_Stated exercise:_ Scan the lines below for the word "concrete". Copy each line you find it in.

_Task input:_
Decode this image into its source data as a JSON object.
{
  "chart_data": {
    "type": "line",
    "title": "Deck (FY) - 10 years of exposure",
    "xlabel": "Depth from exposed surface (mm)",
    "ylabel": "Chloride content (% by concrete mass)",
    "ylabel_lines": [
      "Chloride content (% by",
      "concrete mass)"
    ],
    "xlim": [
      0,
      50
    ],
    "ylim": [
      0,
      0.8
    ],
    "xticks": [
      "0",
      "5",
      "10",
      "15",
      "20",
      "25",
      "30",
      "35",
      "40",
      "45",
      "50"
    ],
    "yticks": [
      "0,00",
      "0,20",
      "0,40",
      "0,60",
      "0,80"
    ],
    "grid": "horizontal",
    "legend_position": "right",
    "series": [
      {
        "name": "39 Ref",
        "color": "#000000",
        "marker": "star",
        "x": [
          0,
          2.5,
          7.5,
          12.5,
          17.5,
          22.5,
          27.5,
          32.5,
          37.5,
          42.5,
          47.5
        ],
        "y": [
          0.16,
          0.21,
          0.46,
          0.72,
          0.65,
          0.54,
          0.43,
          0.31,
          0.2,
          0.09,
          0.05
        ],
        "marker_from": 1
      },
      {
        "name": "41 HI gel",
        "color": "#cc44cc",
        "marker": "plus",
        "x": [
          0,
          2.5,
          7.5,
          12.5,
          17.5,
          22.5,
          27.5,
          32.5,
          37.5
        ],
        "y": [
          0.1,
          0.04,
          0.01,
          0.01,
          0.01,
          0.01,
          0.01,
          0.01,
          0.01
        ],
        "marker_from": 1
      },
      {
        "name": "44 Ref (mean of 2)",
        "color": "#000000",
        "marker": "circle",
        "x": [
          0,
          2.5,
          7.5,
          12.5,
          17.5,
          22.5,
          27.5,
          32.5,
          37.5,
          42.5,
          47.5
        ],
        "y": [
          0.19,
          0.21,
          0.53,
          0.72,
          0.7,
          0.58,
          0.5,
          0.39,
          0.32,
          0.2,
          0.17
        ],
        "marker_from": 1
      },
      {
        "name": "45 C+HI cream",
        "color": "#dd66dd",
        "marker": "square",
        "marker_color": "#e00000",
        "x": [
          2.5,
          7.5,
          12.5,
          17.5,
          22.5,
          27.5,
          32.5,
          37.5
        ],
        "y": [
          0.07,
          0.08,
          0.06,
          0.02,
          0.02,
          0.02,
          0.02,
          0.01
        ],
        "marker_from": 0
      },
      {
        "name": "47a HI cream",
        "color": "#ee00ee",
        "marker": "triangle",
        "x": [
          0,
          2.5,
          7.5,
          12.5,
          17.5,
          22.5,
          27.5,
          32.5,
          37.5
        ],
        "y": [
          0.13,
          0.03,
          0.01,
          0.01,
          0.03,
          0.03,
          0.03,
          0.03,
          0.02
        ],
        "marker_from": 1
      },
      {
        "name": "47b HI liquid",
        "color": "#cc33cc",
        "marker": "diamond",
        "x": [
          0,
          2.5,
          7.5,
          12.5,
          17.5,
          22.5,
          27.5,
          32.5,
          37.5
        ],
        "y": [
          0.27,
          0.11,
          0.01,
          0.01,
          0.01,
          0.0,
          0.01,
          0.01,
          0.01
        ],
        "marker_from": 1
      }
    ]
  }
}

_Problem solution:_
    "ylabel": "Chloride content (% by concrete mass)",
      "concrete mass)"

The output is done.